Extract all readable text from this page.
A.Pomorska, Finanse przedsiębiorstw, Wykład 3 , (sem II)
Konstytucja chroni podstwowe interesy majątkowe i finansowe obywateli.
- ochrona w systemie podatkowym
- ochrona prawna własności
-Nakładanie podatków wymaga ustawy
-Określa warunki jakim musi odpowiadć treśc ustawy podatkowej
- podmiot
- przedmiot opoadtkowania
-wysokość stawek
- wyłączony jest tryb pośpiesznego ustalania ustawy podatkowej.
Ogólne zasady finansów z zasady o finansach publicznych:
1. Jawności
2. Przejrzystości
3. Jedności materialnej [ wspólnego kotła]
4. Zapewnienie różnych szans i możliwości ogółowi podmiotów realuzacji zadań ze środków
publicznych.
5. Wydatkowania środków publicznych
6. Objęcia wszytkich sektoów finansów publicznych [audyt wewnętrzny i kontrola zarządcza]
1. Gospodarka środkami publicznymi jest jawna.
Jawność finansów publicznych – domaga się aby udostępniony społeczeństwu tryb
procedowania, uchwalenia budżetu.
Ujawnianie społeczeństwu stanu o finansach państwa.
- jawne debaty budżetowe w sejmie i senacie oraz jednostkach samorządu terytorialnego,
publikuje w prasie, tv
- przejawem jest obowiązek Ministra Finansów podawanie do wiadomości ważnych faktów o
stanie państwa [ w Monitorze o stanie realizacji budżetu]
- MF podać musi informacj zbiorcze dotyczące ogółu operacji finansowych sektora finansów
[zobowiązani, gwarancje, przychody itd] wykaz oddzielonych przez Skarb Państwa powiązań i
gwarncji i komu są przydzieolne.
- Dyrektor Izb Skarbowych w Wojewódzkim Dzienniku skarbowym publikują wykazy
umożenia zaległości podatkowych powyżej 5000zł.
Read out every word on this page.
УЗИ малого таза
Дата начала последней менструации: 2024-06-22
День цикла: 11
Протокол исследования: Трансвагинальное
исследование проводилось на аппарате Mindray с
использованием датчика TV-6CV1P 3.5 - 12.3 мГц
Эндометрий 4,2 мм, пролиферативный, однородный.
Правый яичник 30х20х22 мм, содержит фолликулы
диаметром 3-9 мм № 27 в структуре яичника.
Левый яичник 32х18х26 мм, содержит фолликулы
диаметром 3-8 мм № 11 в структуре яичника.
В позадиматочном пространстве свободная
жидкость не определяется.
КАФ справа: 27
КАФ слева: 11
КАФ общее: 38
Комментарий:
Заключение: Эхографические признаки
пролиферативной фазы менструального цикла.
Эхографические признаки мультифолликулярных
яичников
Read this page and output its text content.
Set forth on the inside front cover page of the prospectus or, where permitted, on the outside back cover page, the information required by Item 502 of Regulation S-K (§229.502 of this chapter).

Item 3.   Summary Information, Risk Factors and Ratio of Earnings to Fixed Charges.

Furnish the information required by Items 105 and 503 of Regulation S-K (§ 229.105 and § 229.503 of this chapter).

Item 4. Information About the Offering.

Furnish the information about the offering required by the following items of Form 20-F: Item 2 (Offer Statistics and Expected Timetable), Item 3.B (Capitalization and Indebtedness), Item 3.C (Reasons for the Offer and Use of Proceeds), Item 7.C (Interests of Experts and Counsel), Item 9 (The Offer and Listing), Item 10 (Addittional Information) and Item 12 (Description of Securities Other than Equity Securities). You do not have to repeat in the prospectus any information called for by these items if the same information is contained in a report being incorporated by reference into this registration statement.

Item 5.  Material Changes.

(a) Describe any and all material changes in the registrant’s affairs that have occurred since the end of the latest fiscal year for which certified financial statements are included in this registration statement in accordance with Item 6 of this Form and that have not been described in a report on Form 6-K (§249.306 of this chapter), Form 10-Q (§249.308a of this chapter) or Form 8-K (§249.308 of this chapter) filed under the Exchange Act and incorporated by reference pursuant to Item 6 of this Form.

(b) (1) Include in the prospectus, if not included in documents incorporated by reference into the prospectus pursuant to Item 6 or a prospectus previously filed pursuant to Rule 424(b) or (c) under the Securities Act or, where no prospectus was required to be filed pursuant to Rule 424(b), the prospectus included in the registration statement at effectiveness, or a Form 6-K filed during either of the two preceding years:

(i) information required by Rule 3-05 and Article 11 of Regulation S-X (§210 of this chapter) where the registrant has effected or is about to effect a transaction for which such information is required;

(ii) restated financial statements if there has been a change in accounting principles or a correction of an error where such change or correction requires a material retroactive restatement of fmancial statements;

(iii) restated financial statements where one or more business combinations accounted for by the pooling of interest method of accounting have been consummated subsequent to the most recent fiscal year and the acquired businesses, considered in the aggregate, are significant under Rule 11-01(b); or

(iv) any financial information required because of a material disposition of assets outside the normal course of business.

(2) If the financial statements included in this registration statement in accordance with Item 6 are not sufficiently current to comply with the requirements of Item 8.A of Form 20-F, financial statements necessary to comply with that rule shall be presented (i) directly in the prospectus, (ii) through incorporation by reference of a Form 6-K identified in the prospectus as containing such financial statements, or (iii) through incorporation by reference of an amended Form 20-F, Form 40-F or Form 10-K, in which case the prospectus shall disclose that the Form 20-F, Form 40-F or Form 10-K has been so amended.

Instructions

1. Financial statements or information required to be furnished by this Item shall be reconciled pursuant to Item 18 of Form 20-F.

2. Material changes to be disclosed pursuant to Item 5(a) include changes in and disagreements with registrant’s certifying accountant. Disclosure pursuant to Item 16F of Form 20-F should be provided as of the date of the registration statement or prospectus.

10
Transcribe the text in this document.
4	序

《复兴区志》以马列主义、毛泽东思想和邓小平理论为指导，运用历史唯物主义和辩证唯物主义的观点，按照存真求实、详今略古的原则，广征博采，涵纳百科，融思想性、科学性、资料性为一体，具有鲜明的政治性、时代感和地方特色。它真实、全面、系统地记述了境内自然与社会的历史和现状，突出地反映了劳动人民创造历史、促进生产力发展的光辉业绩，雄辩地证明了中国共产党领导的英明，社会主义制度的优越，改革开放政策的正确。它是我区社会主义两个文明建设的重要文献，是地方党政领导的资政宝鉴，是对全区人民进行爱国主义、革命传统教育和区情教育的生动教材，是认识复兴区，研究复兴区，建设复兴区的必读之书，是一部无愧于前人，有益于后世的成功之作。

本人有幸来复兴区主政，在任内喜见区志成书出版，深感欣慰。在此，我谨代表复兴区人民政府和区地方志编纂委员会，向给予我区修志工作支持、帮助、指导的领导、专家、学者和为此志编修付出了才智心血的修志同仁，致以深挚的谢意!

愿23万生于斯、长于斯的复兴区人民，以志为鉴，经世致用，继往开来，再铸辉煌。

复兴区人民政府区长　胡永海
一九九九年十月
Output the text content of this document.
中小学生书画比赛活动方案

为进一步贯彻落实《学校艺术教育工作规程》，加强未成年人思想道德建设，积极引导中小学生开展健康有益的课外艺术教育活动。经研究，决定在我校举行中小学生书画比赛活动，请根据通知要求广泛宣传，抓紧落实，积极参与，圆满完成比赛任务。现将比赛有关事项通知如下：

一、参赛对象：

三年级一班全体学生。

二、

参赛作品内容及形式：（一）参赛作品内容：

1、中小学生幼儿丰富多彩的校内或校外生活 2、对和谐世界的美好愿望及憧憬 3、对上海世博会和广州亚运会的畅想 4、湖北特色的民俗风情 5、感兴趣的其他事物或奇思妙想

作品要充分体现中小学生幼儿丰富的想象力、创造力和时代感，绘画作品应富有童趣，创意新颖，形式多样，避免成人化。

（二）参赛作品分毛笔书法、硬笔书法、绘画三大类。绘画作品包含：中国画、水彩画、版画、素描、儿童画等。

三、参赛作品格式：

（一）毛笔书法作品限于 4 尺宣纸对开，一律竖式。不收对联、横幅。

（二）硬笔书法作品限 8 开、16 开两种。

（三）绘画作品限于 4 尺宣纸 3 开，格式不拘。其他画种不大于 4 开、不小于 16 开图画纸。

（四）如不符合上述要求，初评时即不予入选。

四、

TASK GOAL: From the listing above, find the number of lines with the word "społeczeństwu" in them. Answer with the number only.

TASK ANSWER: 2